§ Goal: Repeat the listing that follows, character for character, minus the pictures.

Data items:
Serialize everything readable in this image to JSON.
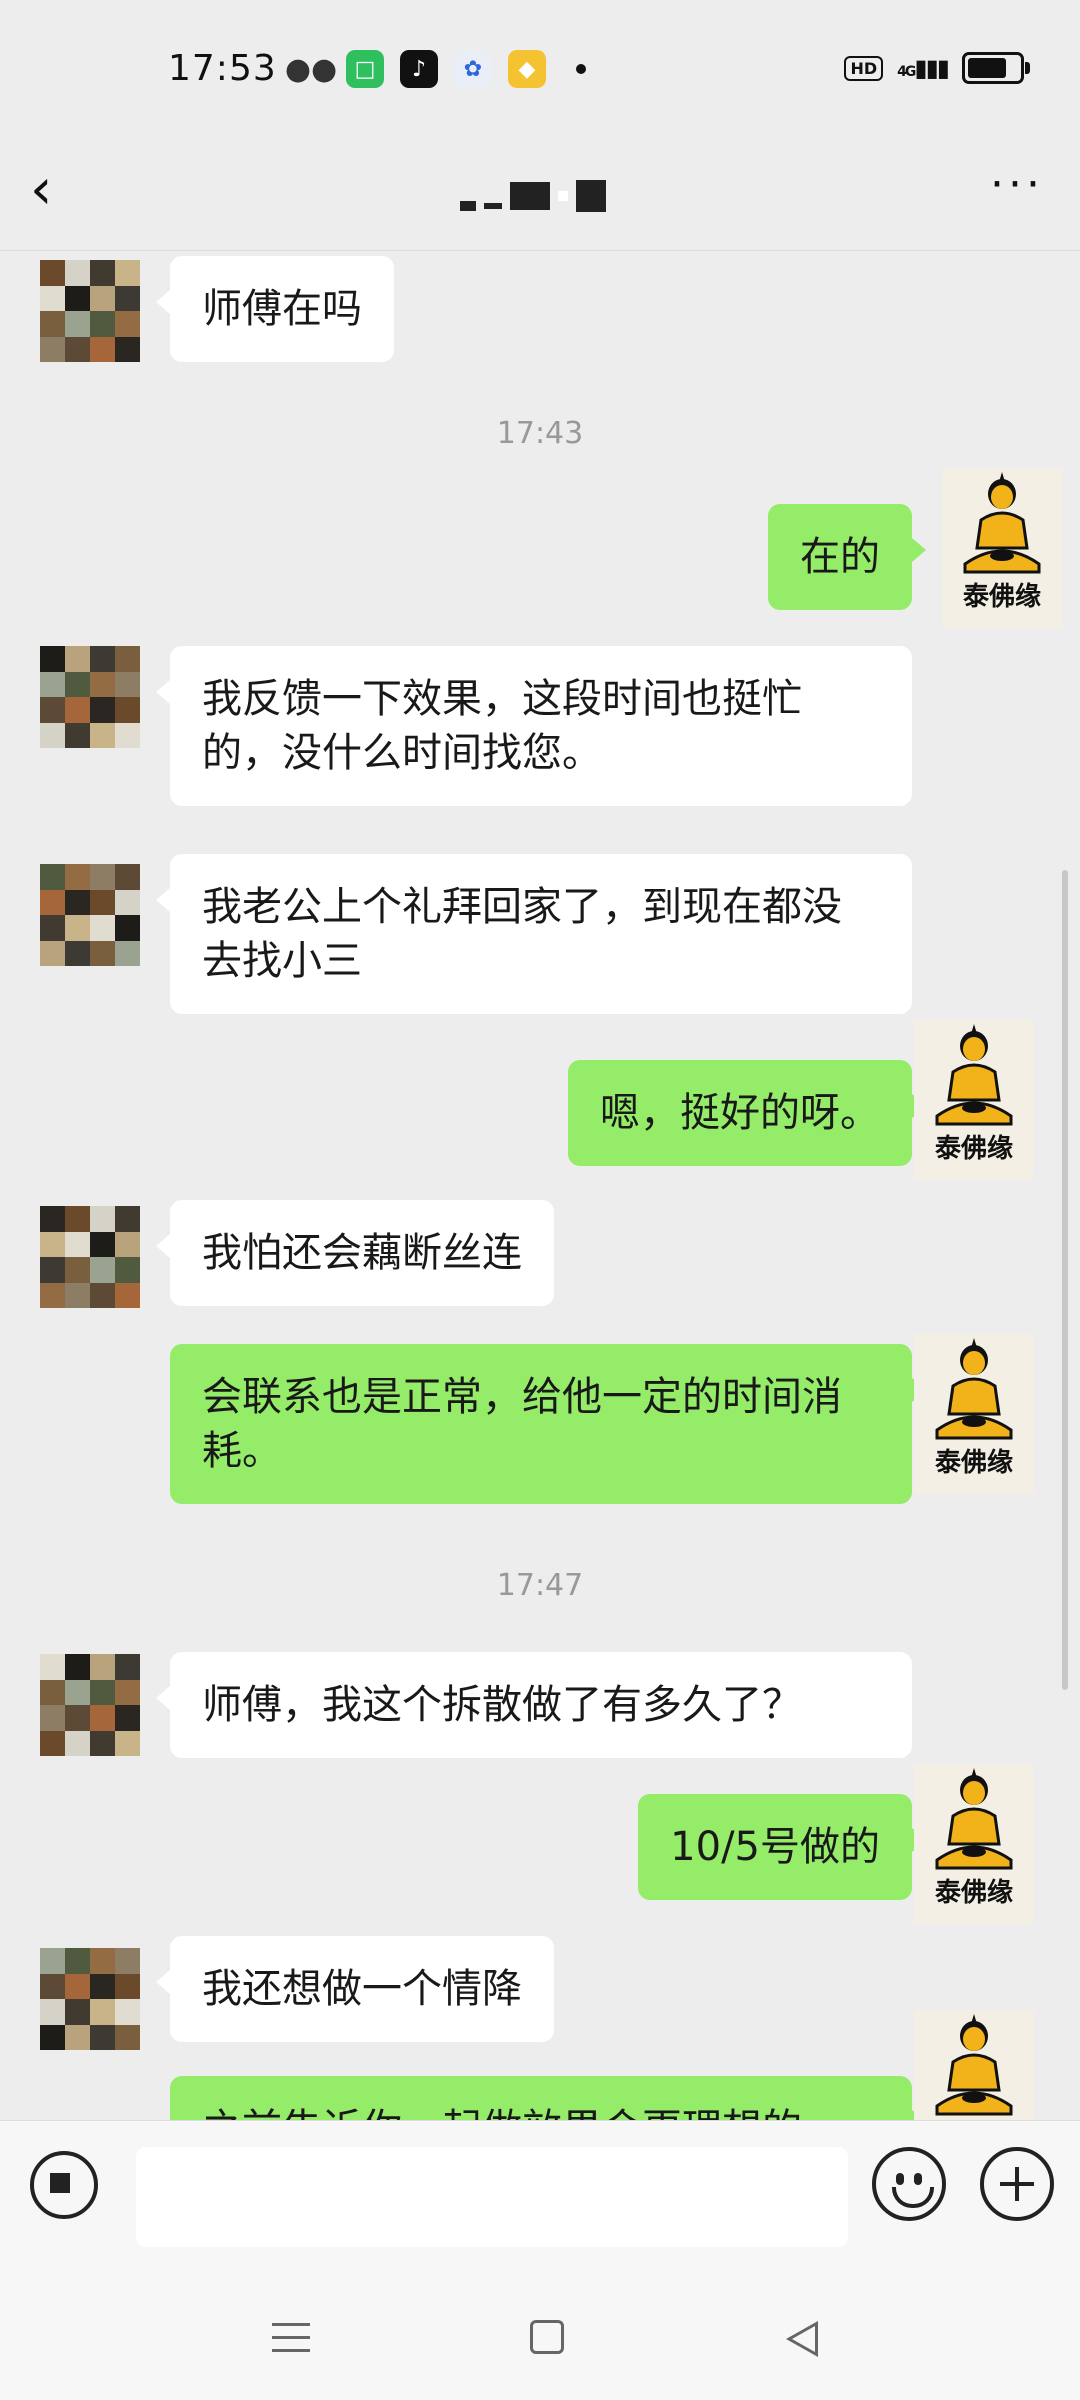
{
  "status_bar": {
    "time": "17:53",
    "network": "4G",
    "hd": "HD",
    "icons": [
      "wechat-icon",
      "app-store-icon",
      "tiktok-icon",
      "baidu-icon",
      "coupon-icon"
    ]
  },
  "header": {
    "title": "",
    "back_icon": "back-arrow-icon",
    "more_icon": "more-dots-icon"
  },
  "contact_avatar_caption": "泰佛缘",
  "messages": [
    {
      "side": "left",
      "text": "师傅在吗"
    },
    {
      "timestamp": "17:43"
    },
    {
      "side": "right",
      "text": "在的"
    },
    {
      "side": "left",
      "text": "我反馈一下效果，这段时间也挺忙的，没什么时间找您。"
    },
    {
      "side": "left",
      "text": "我老公上个礼拜回家了，到现在都没去找小三"
    },
    {
      "side": "right",
      "text": "嗯，挺好的呀。"
    },
    {
      "side": "left",
      "text": "我怕还会藕断丝连"
    },
    {
      "side": "right",
      "text": "会联系也是正常，给他一定的时间消耗。"
    },
    {
      "timestamp": "17:47"
    },
    {
      "side": "left",
      "text": "师傅，我这个拆散做了有多久了？"
    },
    {
      "side": "right",
      "text": "10/5号做的"
    },
    {
      "side": "left",
      "text": "我还想做一个情降"
    },
    {
      "side": "right",
      "text": "之前告诉你一起做效果会更理想的"
    }
  ],
  "input_bar": {
    "voice_icon": "voice-icon",
    "emoji_icon": "emoji-icon",
    "plus_icon": "plus-icon",
    "input_value": ""
  },
  "nav_bar": {
    "icons": [
      "menu-icon",
      "home-icon",
      "back-triangle-icon"
    ]
  }
}
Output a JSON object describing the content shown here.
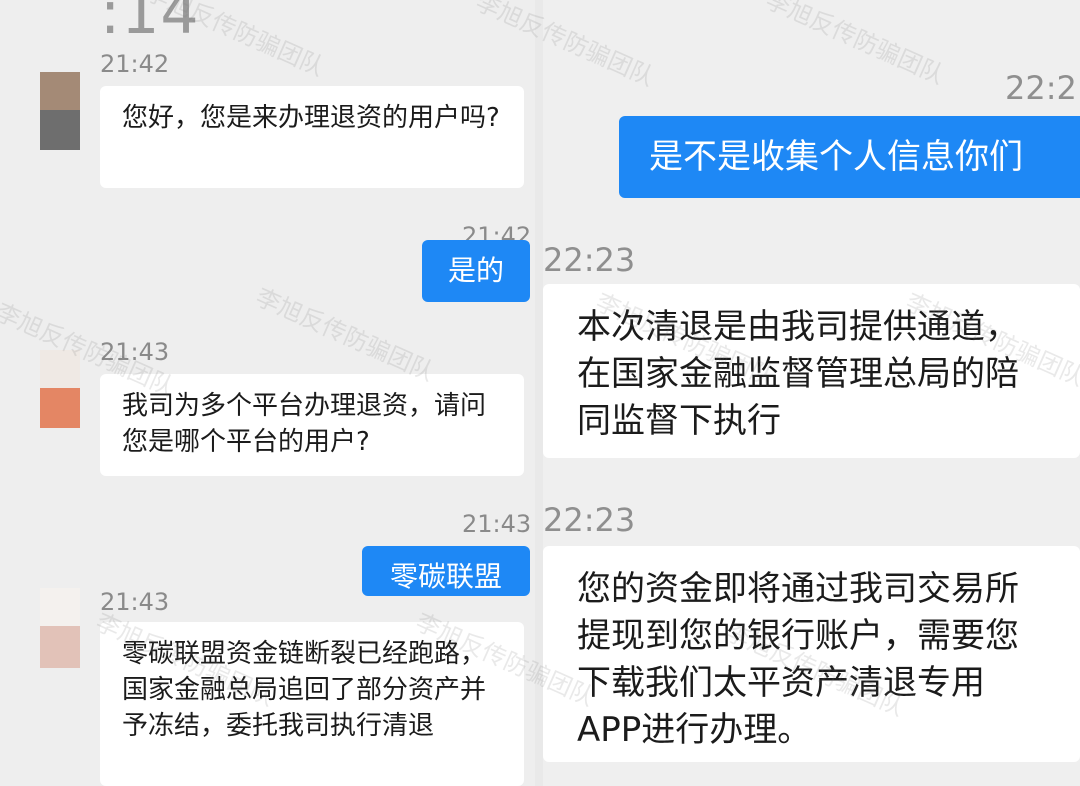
{
  "left": {
    "clock_partial": ":14",
    "messages": [
      {
        "time": "21:42",
        "text": "您好，您是来办理退资的用户吗?"
      },
      {
        "time": "21:42",
        "text": "是的"
      },
      {
        "time": "21:43",
        "text": "我司为多个平台办理退资，请问您是哪个平台的用户?"
      },
      {
        "time": "21:43",
        "text": "零碳联盟"
      },
      {
        "time": "21:43",
        "text": "零碳联盟资金链断裂已经跑路，国家金融总局追回了部分资产并予冻结，委托我司执行清退"
      }
    ]
  },
  "right": {
    "messages": [
      {
        "time": "22:2",
        "text": "是不是收集个人信息你们"
      },
      {
        "time": "22:23",
        "text": "本次清退是由我司提供通道，在国家金融监督管理总局的陪同监督下执行"
      },
      {
        "time": "22:23",
        "text": "您的资金即将通过我司交易所提现到您的银行账户，需要您下载我们太平资产清退专用APP进行办理。"
      }
    ]
  },
  "watermark_text": "李旭反传防骗团队",
  "colors": {
    "outgoing_bubble": "#1e88f5",
    "incoming_bubble": "#ffffff",
    "background": "#eeeeee"
  }
}
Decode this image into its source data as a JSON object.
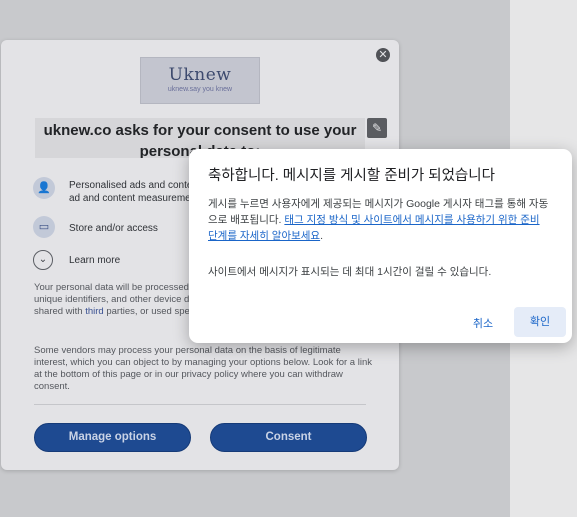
{
  "consent": {
    "logo_name": "Uknew",
    "logo_tagline": "uknew.say you knew",
    "title": "uknew.co asks for your consent to use your personal data to:",
    "purposes": [
      {
        "icon": "person-icon",
        "label": "Personalised ads and content, ad and content measurement, audience insights and product development"
      },
      {
        "icon": "device-icon",
        "label": "Store and/or access information on a device"
      }
    ],
    "learn_more": "Learn more",
    "paragraph1_start": "Your personal data will be processed and information from your device (cookies, unique identifiers, and other device data) may be stored by, accessed by and shared with ",
    "paragraph1_link": "third",
    "paragraph1_end": " parties, or used specifically by this site or app.",
    "paragraph2": "Some vendors may process your personal data on the basis of legitimate interest, which you can object to by managing your options below. Look for a link at the bottom of this page or in our privacy policy where you can withdraw consent.",
    "manage_label": "Manage options",
    "consent_label": "Consent"
  },
  "dialog": {
    "title": "축하합니다. 메시지를 게시할 준비가 되었습니다",
    "body_prefix": "게시를 누르면 사용자에게 제공되는 메시지가 Google 게시자 태그를 통해 자동으로 배포됩니다. ",
    "body_link": "태그 지정 방식 및 사이트에서 메시지를 사용하기 위한 준비 단계를 자세히 알아보세요",
    "body_suffix": ".",
    "note": "사이트에서 메시지가 표시되는 데 최대 1시간이 걸릴 수 있습니다.",
    "cancel_label": "취소",
    "ok_label": "확인"
  }
}
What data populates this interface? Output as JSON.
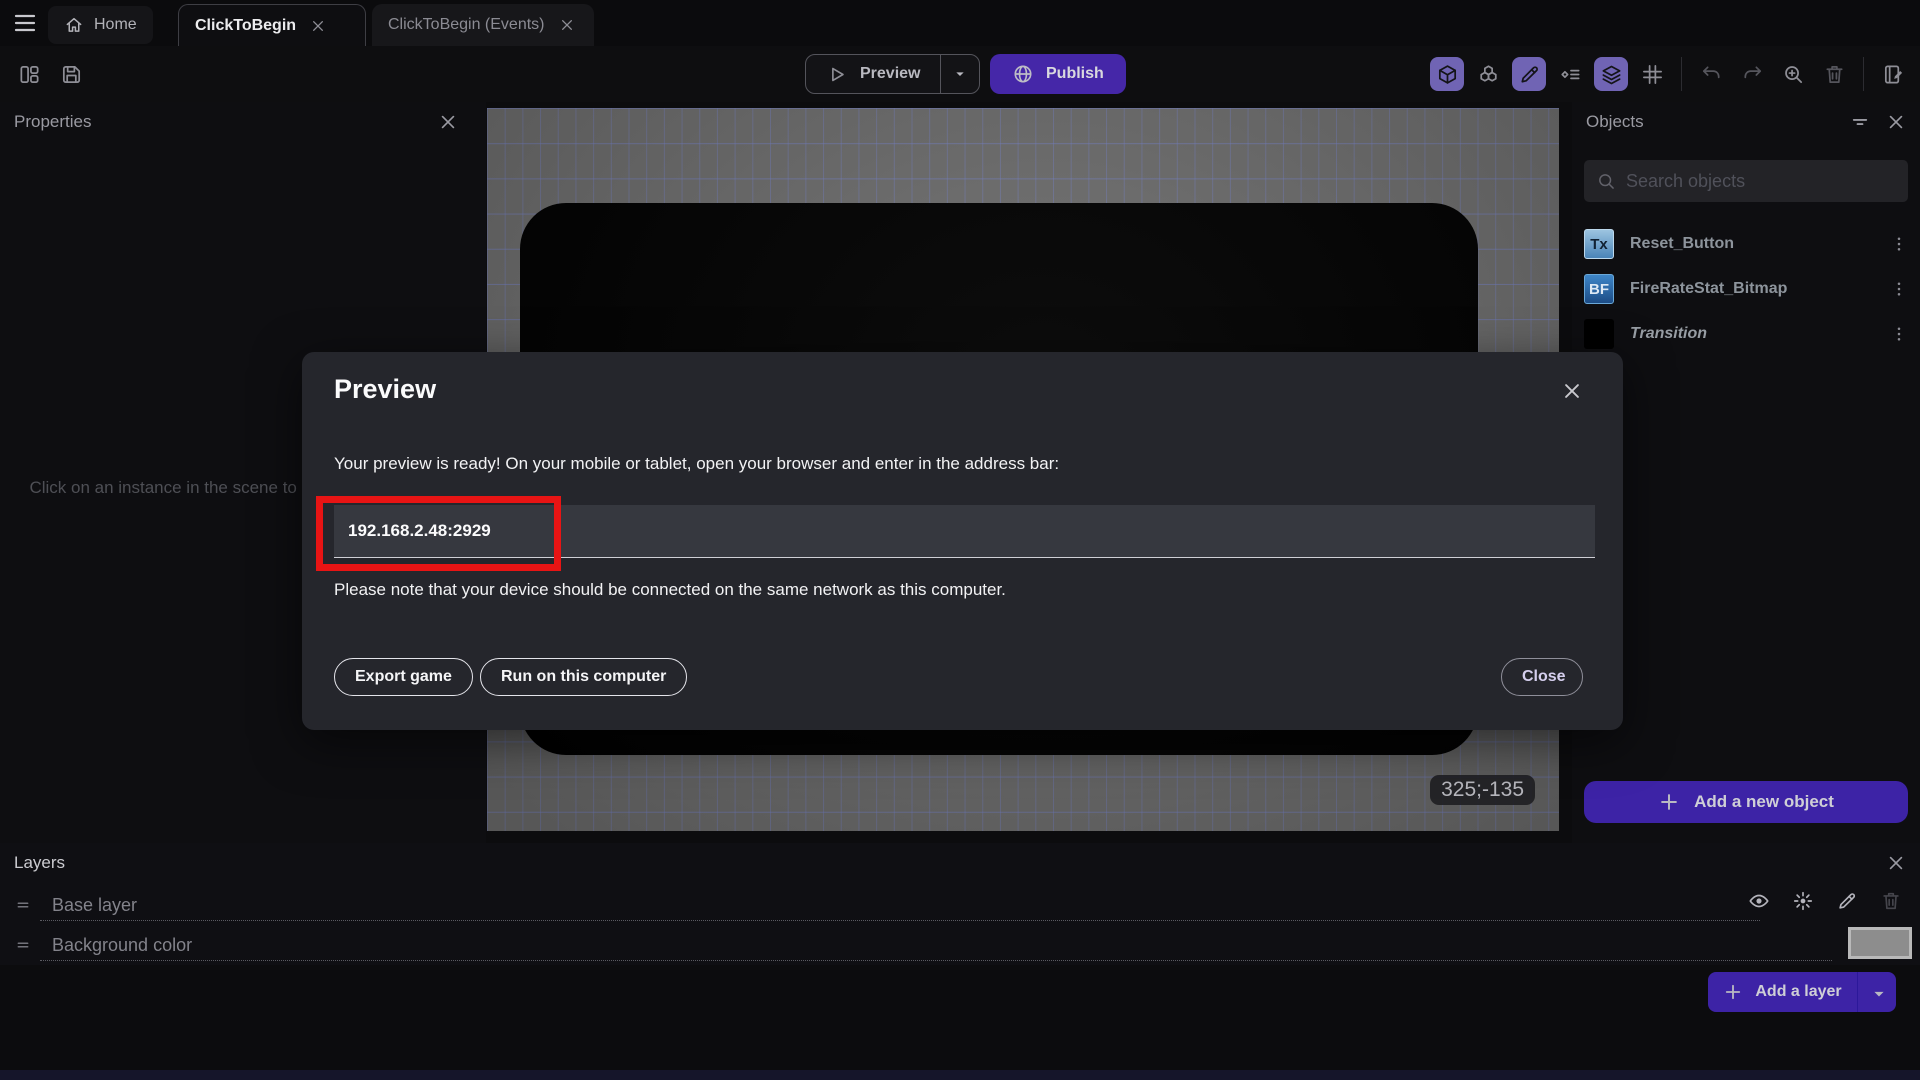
{
  "tabs": {
    "home": "Home",
    "scene": "ClickToBegin",
    "events": "ClickToBegin (Events)"
  },
  "toolbar": {
    "preview_label": "Preview",
    "publish_label": "Publish",
    "left_icon_names": [
      "panels-icon",
      "save-icon"
    ],
    "right_icon_names": [
      "cube-3d-icon",
      "objects-blocks-icon",
      "edit-pencil-icon",
      "instances-list-icon",
      "layers-icon",
      "grid-icon",
      "undo-icon",
      "redo-icon",
      "zoom-in-icon",
      "trash-icon",
      "scene-notes-icon"
    ]
  },
  "properties_panel": {
    "title": "Properties",
    "empty_message": "Click on an instance in the scene to display its properties"
  },
  "canvas": {
    "coordinates_badge": "325;-135"
  },
  "objects_panel": {
    "title": "Objects",
    "search_placeholder": "Search objects",
    "items": [
      {
        "name": "Reset_Button",
        "icon_text": "Tx"
      },
      {
        "name": "FireRateStat_Bitmap",
        "icon_text": "BF"
      },
      {
        "name": "Transition",
        "icon_text": ""
      }
    ],
    "add_button": "Add a new object"
  },
  "dialog": {
    "title": "Preview",
    "message": "Your preview is ready! On your mobile or tablet, open your browser and enter in the address bar:",
    "address": "192.168.2.48:2929",
    "note": "Please note that your device should be connected on the same network as this computer.",
    "buttons": {
      "export": "Export game",
      "run": "Run on this computer",
      "close": "Close"
    }
  },
  "layers_panel": {
    "title": "Layers",
    "layers": [
      {
        "name": "Base layer"
      },
      {
        "name": "Background color"
      }
    ],
    "add_button": "Add a layer"
  },
  "colors": {
    "accent_purple": "#4527a8",
    "toolbar_highlight": "#7064b4",
    "annotation_red": "#e81414",
    "canvas_background": "#6f6f6f",
    "background_color_swatch": "#8d8d8d"
  }
}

§ Written response:
Serialize everything readable in this image to JSON.
{
  "status_bar": {
    "time": "17:53",
    "network": "4G",
    "hd": "HD",
    "icons": [
      "wechat-icon",
      "app-store-icon",
      "tiktok-icon",
      "baidu-icon",
      "coupon-icon"
    ]
  },
  "header": {
    "title": "",
    "back_icon": "back-arrow-icon",
    "more_icon": "more-dots-icon"
  },
  "contact_avatar_caption": "泰佛缘",
  "messages": [
    {
      "side": "left",
      "text": "师傅在吗"
    },
    {
      "timestamp": "17:43"
    },
    {
      "side": "right",
      "text": "在的"
    },
    {
      "side": "left",
      "text": "我反馈一下效果，这段时间也挺忙的，没什么时间找您。"
    },
    {
      "side": "left",
      "text": "我老公上个礼拜回家了，到现在都没去找小三"
    },
    {
      "side": "right",
      "text": "嗯，挺好的呀。"
    },
    {
      "side": "left",
      "text": "我怕还会藕断丝连"
    },
    {
      "side": "right",
      "text": "会联系也是正常，给他一定的时间消耗。"
    },
    {
      "timestamp": "17:47"
    },
    {
      "side": "left",
      "text": "师傅，我这个拆散做了有多久了？"
    },
    {
      "side": "right",
      "text": "10/5号做的"
    },
    {
      "side": "left",
      "text": "我还想做一个情降"
    },
    {
      "side": "right",
      "text": "之前告诉你一起做效果会更理想的"
    }
  ],
  "input_bar": {
    "voice_icon": "voice-icon",
    "emoji_icon": "emoji-icon",
    "plus_icon": "plus-icon",
    "input_value": ""
  },
  "nav_bar": {
    "icons": [
      "menu-icon",
      "home-icon",
      "back-triangle-icon"
    ]
  }
}
Output a JSON object describing the content shown here.
{
  "left": {
    "clock_partial": ":14",
    "messages": [
      {
        "time": "21:42",
        "text": "您好，您是来办理退资的用户吗?"
      },
      {
        "time": "21:42",
        "text": "是的"
      },
      {
        "time": "21:43",
        "text": "我司为多个平台办理退资，请问您是哪个平台的用户?"
      },
      {
        "time": "21:43",
        "text": "零碳联盟"
      },
      {
        "time": "21:43",
        "text": "零碳联盟资金链断裂已经跑路，国家金融总局追回了部分资产并予冻结，委托我司执行清退"
      }
    ]
  },
  "right": {
    "messages": [
      {
        "time": "22:2",
        "text": "是不是收集个人信息你们"
      },
      {
        "time": "22:23",
        "text": "本次清退是由我司提供通道，在国家金融监督管理总局的陪同监督下执行"
      },
      {
        "time": "22:23",
        "text": "您的资金即将通过我司交易所提现到您的银行账户，需要您下载我们太平资产清退专用APP进行办理。"
      }
    ]
  },
  "watermark_text": "李旭反传防骗团队",
  "colors": {
    "outgoing_bubble": "#1e88f5",
    "incoming_bubble": "#ffffff",
    "background": "#eeeeee"
  }
}
Decode this image into its source data as a JSON object.
{
  "consent": {
    "logo_name": "Uknew",
    "logo_tagline": "uknew.say you knew",
    "title": "uknew.co asks for your consent to use your personal data to:",
    "purposes": [
      {
        "icon": "person-icon",
        "label": "Personalised ads and content, ad and content measurement, audience insights and product development"
      },
      {
        "icon": "device-icon",
        "label": "Store and/or access information on a device"
      }
    ],
    "learn_more": "Learn more",
    "paragraph1_start": "Your personal data will be processed and information from your device (cookies, unique identifiers, and other device data) may be stored by, accessed by and shared with ",
    "paragraph1_link": "third",
    "paragraph1_end": " parties, or used specifically by this site or app.",
    "paragraph2": "Some vendors may process your personal data on the basis of legitimate interest, which you can object to by managing your options below. Look for a link at the bottom of this page or in our privacy policy where you can withdraw consent.",
    "manage_label": "Manage options",
    "consent_label": "Consent"
  },
  "dialog": {
    "title": "축하합니다. 메시지를 게시할 준비가 되었습니다",
    "body_prefix": "게시를 누르면 사용자에게 제공되는 메시지가 Google 게시자 태그를 통해 자동으로 배포됩니다. ",
    "body_link": "태그 지정 방식 및 사이트에서 메시지를 사용하기 위한 준비 단계를 자세히 알아보세요",
    "body_suffix": ".",
    "note": "사이트에서 메시지가 표시되는 데 최대 1시간이 걸릴 수 있습니다.",
    "cancel_label": "취소",
    "ok_label": "확인"
  }
}
What data populates this interface? Output as JSON.
{
  "tabs": {
    "home": "Home",
    "scene": "ClickToBegin",
    "events": "ClickToBegin (Events)"
  },
  "toolbar": {
    "preview_label": "Preview",
    "publish_label": "Publish",
    "left_icon_names": [
      "panels-icon",
      "save-icon"
    ],
    "right_icon_names": [
      "cube-3d-icon",
      "objects-blocks-icon",
      "edit-pencil-icon",
      "instances-list-icon",
      "layers-icon",
      "grid-icon",
      "undo-icon",
      "redo-icon",
      "zoom-in-icon",
      "trash-icon",
      "scene-notes-icon"
    ]
  },
  "properties_panel": {
    "title": "Properties",
    "empty_message": "Click on an instance in the scene to display its properties"
  },
  "canvas": {
    "coordinates_badge": "325;-135"
  },
  "objects_panel": {
    "title": "Objects",
    "search_placeholder": "Search objects",
    "items": [
      {
        "name": "Reset_Button",
        "icon_text": "Tx"
      },
      {
        "name": "FireRateStat_Bitmap",
        "icon_text": "BF"
      },
      {
        "name": "Transition",
        "icon_text": ""
      }
    ],
    "add_button": "Add a new object"
  },
  "dialog": {
    "title": "Preview",
    "message": "Your preview is ready! On your mobile or tablet, open your browser and enter in the address bar:",
    "address": "192.168.2.48:2929",
    "note": "Please note that your device should be connected on the same network as this computer.",
    "buttons": {
      "export": "Export game",
      "run": "Run on this computer",
      "close": "Close"
    }
  },
  "layers_panel": {
    "title": "Layers",
    "layers": [
      {
        "name": "Base layer"
      },
      {
        "name": "Background color"
      }
    ],
    "add_button": "Add a layer"
  },
  "colors": {
    "accent_purple": "#4527a8",
    "toolbar_highlight": "#7064b4",
    "annotation_red": "#e81414",
    "canvas_background": "#6f6f6f",
    "background_color_swatch": "#8d8d8d"
  }
}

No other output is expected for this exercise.